→ **Task objective**:
Transcribe all the entries word for word, but omit the images.

→ **Data entries**:
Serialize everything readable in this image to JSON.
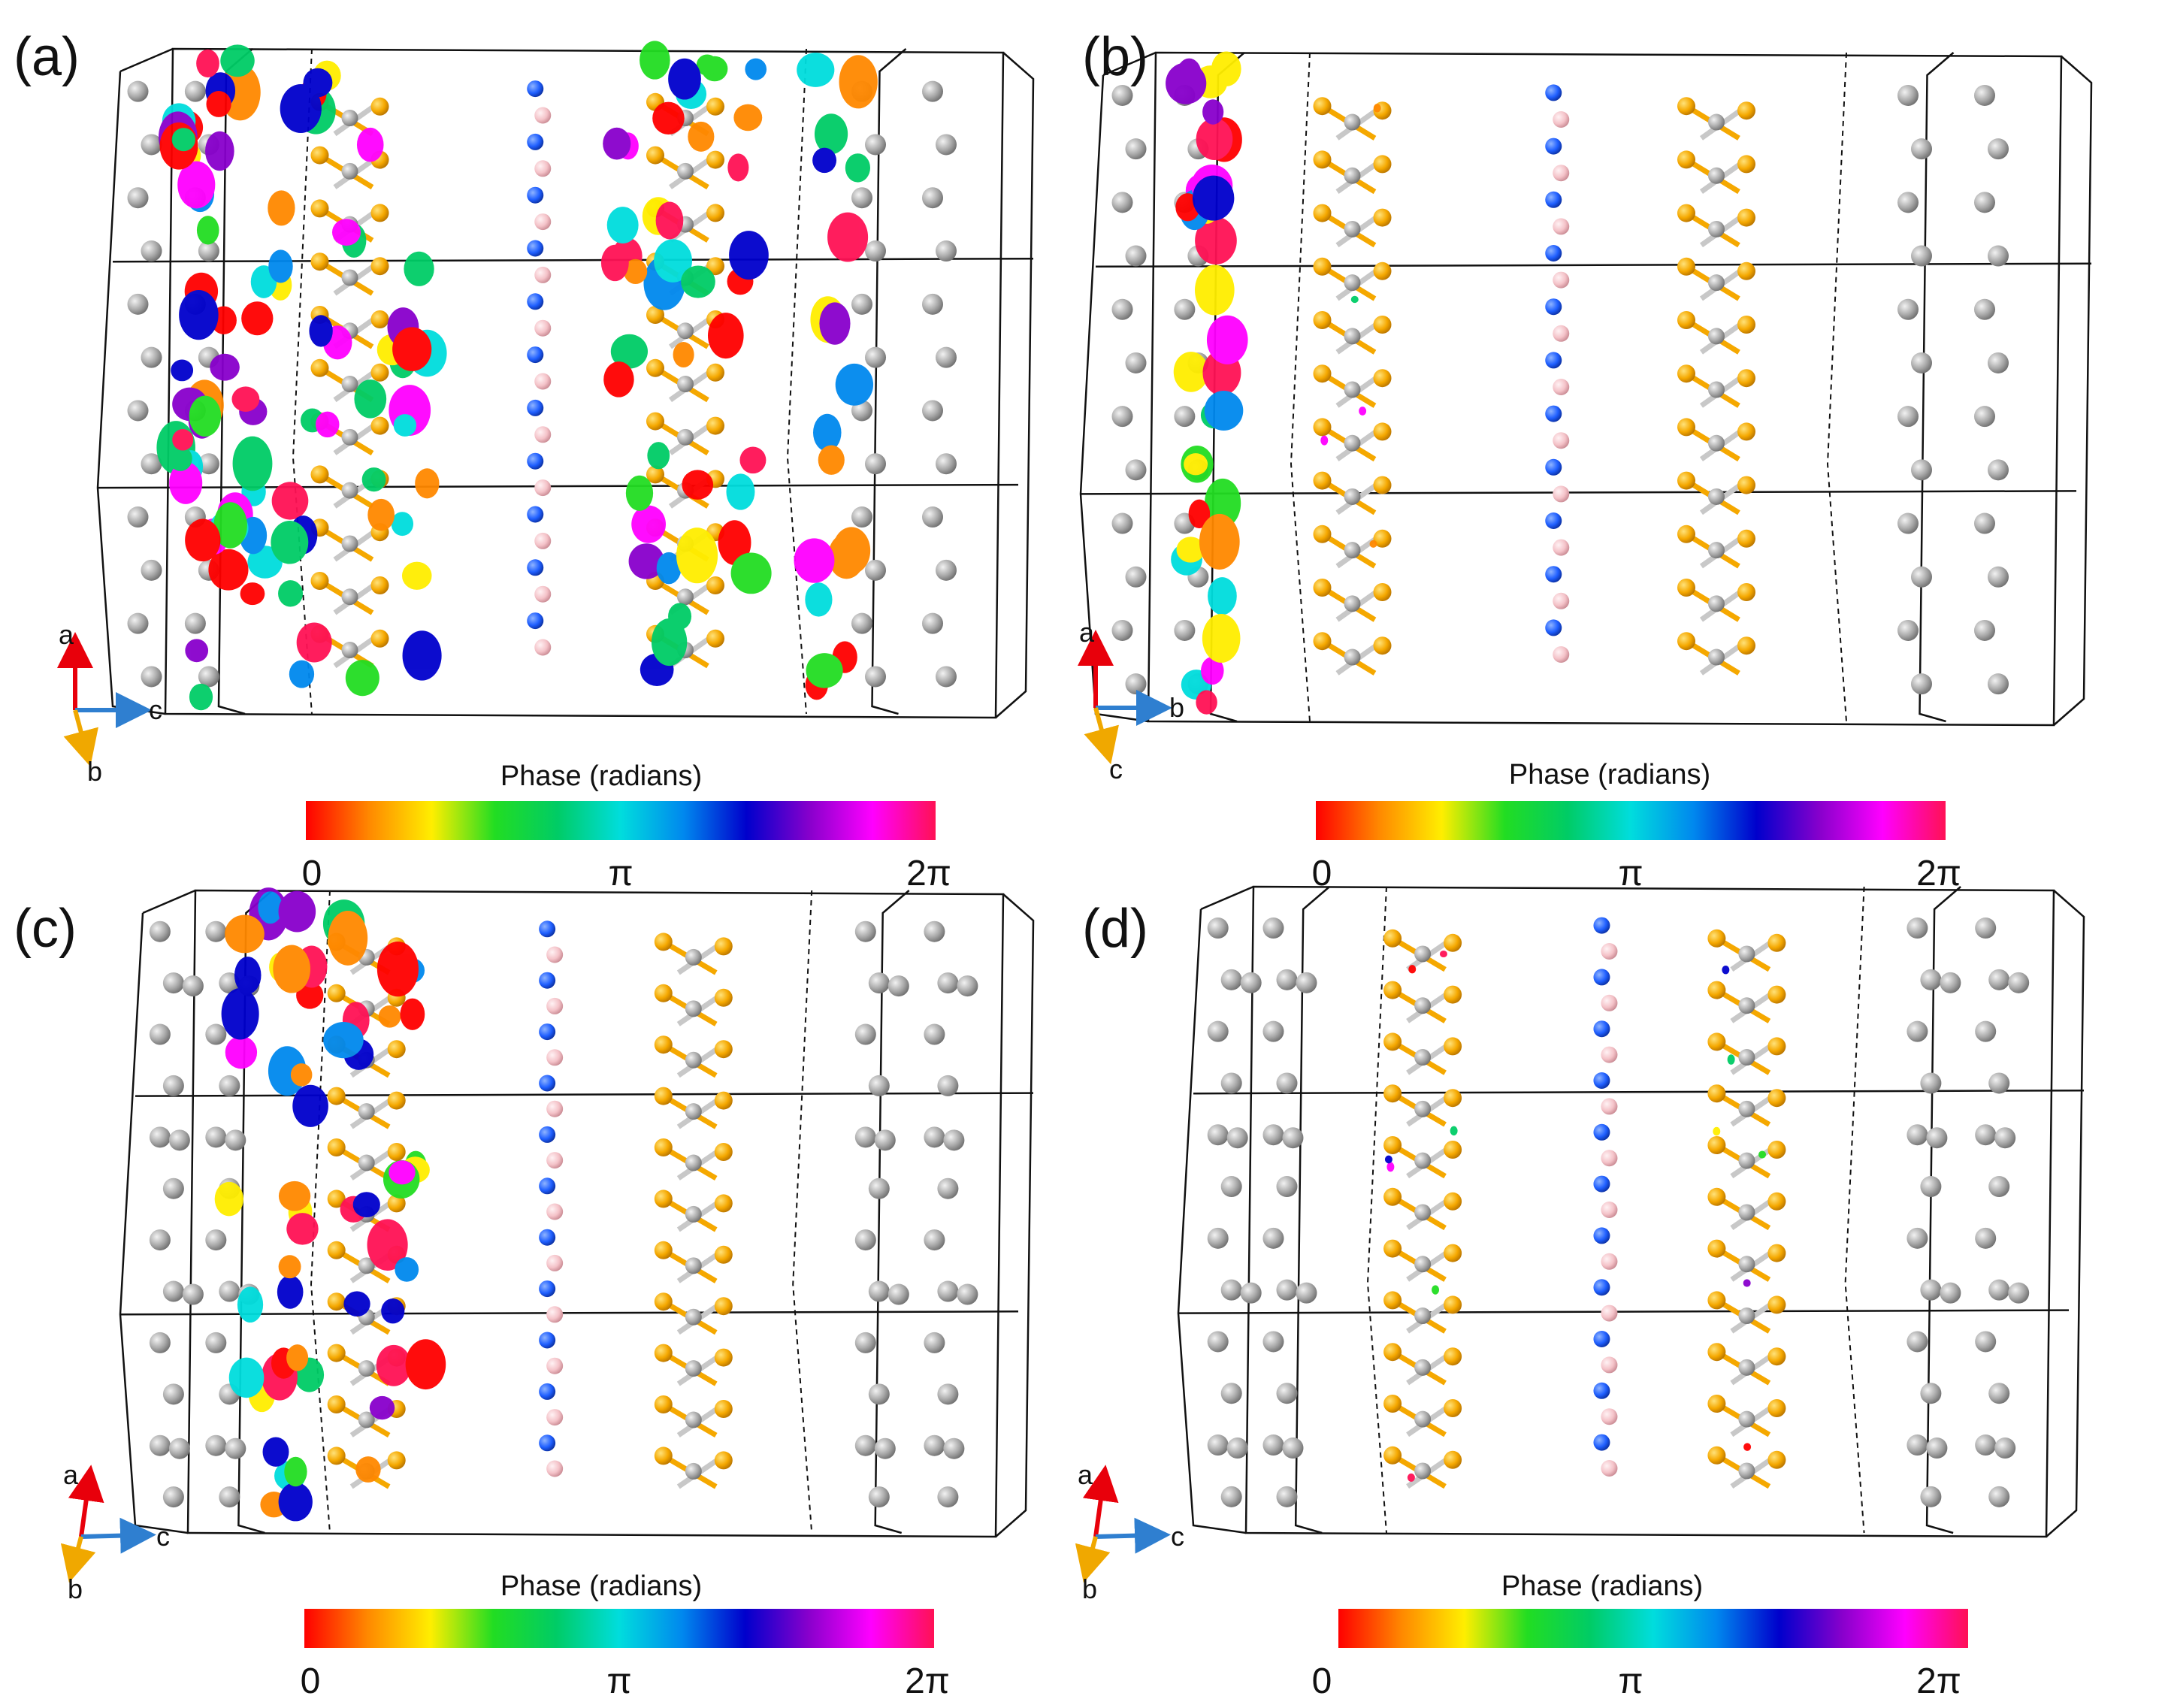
{
  "colorbar": {
    "stops": [
      "#ff0000",
      "#ff8800",
      "#ffee00",
      "#22dd22",
      "#00cc66",
      "#00dddd",
      "#0088ee",
      "#0000cc",
      "#8800cc",
      "#ff00ff",
      "#ff1155"
    ]
  },
  "colors": {
    "atom_grey": "#b4b4b4",
    "atom_gold": "#f5a800",
    "atom_blue": "#1f5fff",
    "atom_pink": "#f4c2c8",
    "bond_gold": "#f5a800",
    "bond_grey": "#c8c8c8"
  },
  "panels": [
    {
      "id": "a",
      "label": "(a)",
      "axes": {
        "up": "a",
        "right": "c",
        "down": "b"
      },
      "colorbar_title": "Phase (radians)",
      "ticks": [
        "0",
        "π",
        "2π"
      ],
      "orbital_level": "high"
    },
    {
      "id": "b",
      "label": "(b)",
      "axes": {
        "up": "a",
        "right": "b",
        "down": "c"
      },
      "colorbar_title": "Phase (radians)",
      "ticks": [
        "0",
        "π",
        "2π"
      ],
      "orbital_level": "medium"
    },
    {
      "id": "c",
      "label": "(c)",
      "axes": {
        "up": "a",
        "right": "c",
        "down": "b"
      },
      "colorbar_title": "Phase (radians)",
      "ticks": [
        "0",
        "π",
        "2π"
      ],
      "orbital_level": "medium"
    },
    {
      "id": "d",
      "label": "(d)",
      "axes": {
        "up": "a",
        "right": "c",
        "down": "b"
      },
      "colorbar_title": "Phase (radians)",
      "ticks": [
        "0",
        "π",
        "2π"
      ],
      "orbital_level": "low"
    }
  ]
}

→ **The completed task**:
Serialize everything readable in this image to JSON.
{
  "colorbar": {
    "stops": [
      "#ff0000",
      "#ff8800",
      "#ffee00",
      "#22dd22",
      "#00cc66",
      "#00dddd",
      "#0088ee",
      "#0000cc",
      "#8800cc",
      "#ff00ff",
      "#ff1155"
    ]
  },
  "colors": {
    "atom_grey": "#b4b4b4",
    "atom_gold": "#f5a800",
    "atom_blue": "#1f5fff",
    "atom_pink": "#f4c2c8",
    "bond_gold": "#f5a800",
    "bond_grey": "#c8c8c8"
  },
  "panels": [
    {
      "id": "a",
      "label": "(a)",
      "axes": {
        "up": "a",
        "right": "c",
        "down": "b"
      },
      "colorbar_title": "Phase (radians)",
      "ticks": [
        "0",
        "π",
        "2π"
      ],
      "orbital_level": "high"
    },
    {
      "id": "b",
      "label": "(b)",
      "axes": {
        "up": "a",
        "right": "b",
        "down": "c"
      },
      "colorbar_title": "Phase (radians)",
      "ticks": [
        "0",
        "π",
        "2π"
      ],
      "orbital_level": "medium"
    },
    {
      "id": "c",
      "label": "(c)",
      "axes": {
        "up": "a",
        "right": "c",
        "down": "b"
      },
      "colorbar_title": "Phase (radians)",
      "ticks": [
        "0",
        "π",
        "2π"
      ],
      "orbital_level": "medium"
    },
    {
      "id": "d",
      "label": "(d)",
      "axes": {
        "up": "a",
        "right": "c",
        "down": "b"
      },
      "colorbar_title": "Phase (radians)",
      "ticks": [
        "0",
        "π",
        "2π"
      ],
      "orbital_level": "low"
    }
  ]
}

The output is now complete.